What you have to do: In the listing below, identify each line with the word "avant" and return those lines.

## Start Provided entries

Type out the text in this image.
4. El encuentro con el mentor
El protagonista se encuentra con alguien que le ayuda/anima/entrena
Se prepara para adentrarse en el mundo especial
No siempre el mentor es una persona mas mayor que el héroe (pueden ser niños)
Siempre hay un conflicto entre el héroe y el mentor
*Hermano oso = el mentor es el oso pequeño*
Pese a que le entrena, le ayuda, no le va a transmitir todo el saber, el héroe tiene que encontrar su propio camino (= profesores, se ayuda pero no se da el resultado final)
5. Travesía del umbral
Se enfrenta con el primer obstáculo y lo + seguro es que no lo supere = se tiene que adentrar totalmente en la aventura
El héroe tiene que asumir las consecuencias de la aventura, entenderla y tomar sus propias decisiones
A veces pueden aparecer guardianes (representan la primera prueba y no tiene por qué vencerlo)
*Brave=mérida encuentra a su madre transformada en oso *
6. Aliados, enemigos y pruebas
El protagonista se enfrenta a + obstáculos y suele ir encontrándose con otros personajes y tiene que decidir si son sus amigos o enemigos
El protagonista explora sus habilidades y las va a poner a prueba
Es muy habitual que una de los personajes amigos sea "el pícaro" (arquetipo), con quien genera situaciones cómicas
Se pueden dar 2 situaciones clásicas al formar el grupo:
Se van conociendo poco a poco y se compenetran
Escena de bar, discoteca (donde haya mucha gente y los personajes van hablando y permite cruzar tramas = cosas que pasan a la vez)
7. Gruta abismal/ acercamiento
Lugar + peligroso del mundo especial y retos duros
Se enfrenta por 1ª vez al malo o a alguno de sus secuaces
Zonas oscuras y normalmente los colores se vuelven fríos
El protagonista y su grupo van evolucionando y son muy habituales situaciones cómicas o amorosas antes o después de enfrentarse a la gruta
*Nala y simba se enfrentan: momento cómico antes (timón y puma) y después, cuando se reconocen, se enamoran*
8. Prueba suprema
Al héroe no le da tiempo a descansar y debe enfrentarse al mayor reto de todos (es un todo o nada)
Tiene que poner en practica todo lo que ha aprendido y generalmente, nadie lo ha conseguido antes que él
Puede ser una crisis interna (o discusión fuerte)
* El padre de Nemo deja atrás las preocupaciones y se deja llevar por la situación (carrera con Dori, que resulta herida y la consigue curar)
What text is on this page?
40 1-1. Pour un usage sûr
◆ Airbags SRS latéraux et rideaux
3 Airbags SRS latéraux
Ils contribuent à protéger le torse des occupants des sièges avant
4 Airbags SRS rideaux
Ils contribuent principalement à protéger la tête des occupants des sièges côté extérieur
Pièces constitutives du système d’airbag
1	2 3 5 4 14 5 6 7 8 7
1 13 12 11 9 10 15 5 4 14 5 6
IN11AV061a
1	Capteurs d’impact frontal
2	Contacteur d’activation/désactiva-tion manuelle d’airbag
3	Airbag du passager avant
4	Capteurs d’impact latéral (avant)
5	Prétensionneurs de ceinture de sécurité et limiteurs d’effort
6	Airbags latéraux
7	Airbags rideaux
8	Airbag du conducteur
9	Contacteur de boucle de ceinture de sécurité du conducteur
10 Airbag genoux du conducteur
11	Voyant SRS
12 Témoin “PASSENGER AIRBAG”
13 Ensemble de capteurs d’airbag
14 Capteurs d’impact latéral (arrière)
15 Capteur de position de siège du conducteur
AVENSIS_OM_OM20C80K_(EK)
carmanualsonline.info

## End Provided entries

Result of the exercise:
Ils contribuent à protéger le torse des occupants des sièges avant
3	Airbag du passager avant
4	Capteurs d’impact latéral (avant)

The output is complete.